* OBJECTIVE *
All the data should come back exactly as it was given.

* PROVIDED MATERIAL *
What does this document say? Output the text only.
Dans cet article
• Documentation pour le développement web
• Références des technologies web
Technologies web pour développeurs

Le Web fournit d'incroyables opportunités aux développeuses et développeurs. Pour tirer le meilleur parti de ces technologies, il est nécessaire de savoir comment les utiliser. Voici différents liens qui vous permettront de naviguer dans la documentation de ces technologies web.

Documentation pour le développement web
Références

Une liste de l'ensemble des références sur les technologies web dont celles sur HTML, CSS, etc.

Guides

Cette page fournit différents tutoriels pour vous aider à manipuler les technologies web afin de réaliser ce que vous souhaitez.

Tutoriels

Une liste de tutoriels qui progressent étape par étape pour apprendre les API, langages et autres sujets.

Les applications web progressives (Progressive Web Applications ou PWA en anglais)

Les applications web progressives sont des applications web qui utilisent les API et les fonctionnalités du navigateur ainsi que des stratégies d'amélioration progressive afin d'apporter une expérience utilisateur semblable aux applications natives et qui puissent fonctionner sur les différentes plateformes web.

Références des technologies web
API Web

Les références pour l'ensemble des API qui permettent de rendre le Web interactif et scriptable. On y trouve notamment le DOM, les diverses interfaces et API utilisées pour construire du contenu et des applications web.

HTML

* TASK RESPONSE *
What does this document say? Output the text only.
Dans cet article
• Documentation pour le développement web
• Références des technologies web
Technologies web pour développeurs

Le Web fournit d'incroyables opportunités aux développeuses et développeurs. Pour tirer le meilleur parti de ces technologies, il est nécessaire de savoir comment les utiliser. Voici différents liens qui vous permettront de naviguer dans la documentation de ces technologies web.

Documentation pour le développement web
Références

Une liste de l'ensemble des références sur les technologies web dont celles sur HTML, CSS, etc.

Guides

Cette page fournit différents tutoriels pour vous aider à manipuler les technologies web afin de réaliser ce que vous souhaitez.

Tutoriels

Une liste de tutoriels qui progressent étape par étape pour apprendre les API, langages et autres sujets.

Les applications web progressives (Progressive Web Applications ou PWA en anglais)

Les applications web progressives sont des applications web qui utilisent les API et les fonctionnalités du navigateur ainsi que des stratégies d'amélioration progressive afin d'apporter une expérience utilisateur semblable aux applications natives et qui puissent fonctionner sur les différentes plateformes web.

Références des technologies web
API Web

Les références pour l'ensemble des API qui permettent de rendre le Web interactif et scriptable. On y trouve notamment le DOM, les diverses interfaces et API utilisées pour construire du contenu et des applications web.

HTML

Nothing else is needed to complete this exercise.